TASK -
Copy each line below that contains "故本题选".

==*==

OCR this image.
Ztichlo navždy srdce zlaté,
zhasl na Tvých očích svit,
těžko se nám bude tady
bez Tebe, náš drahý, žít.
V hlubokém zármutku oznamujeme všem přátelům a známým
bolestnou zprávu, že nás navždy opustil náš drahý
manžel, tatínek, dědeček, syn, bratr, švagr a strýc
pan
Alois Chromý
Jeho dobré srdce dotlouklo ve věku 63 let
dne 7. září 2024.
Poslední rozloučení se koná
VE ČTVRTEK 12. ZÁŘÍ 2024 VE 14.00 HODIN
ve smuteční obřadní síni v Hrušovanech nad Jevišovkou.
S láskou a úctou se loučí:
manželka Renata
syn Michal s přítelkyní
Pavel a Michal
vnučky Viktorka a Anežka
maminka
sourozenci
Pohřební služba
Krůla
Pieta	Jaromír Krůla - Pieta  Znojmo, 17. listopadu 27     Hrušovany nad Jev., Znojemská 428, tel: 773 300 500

==*==

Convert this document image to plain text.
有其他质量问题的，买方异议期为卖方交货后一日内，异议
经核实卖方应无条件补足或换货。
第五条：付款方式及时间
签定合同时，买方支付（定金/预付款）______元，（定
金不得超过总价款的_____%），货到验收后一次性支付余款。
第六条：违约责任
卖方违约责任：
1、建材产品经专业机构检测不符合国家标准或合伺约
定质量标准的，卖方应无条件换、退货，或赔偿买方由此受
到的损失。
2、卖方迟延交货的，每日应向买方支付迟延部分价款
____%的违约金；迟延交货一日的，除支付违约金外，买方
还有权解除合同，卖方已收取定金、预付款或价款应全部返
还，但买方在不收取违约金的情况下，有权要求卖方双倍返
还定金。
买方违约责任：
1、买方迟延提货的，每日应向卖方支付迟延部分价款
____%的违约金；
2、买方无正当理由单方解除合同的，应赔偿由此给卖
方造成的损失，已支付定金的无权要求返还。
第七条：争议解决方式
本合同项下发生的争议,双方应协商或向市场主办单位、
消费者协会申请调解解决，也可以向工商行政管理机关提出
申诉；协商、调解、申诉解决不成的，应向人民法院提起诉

==*==

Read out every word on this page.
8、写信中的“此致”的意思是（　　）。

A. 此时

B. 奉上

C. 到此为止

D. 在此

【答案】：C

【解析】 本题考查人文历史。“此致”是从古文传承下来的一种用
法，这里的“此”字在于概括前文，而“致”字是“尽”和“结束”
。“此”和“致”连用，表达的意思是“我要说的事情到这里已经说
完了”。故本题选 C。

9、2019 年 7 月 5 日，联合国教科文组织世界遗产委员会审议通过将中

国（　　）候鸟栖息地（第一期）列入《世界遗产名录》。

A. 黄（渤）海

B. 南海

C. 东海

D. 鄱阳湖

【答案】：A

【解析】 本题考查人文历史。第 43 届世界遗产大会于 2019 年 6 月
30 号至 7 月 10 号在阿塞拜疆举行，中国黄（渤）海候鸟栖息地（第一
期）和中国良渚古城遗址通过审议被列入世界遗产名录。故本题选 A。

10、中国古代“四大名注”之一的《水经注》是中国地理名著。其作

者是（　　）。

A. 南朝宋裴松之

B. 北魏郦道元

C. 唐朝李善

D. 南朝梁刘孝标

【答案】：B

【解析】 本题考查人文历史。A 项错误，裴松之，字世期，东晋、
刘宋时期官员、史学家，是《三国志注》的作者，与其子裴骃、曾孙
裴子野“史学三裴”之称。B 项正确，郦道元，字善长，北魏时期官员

==*==

ANSWER FOR THE TASK -
完了”。故本题选 C。
期）和中国良渚古城遗址通过审议被列入世界遗产名录。故本题选 A。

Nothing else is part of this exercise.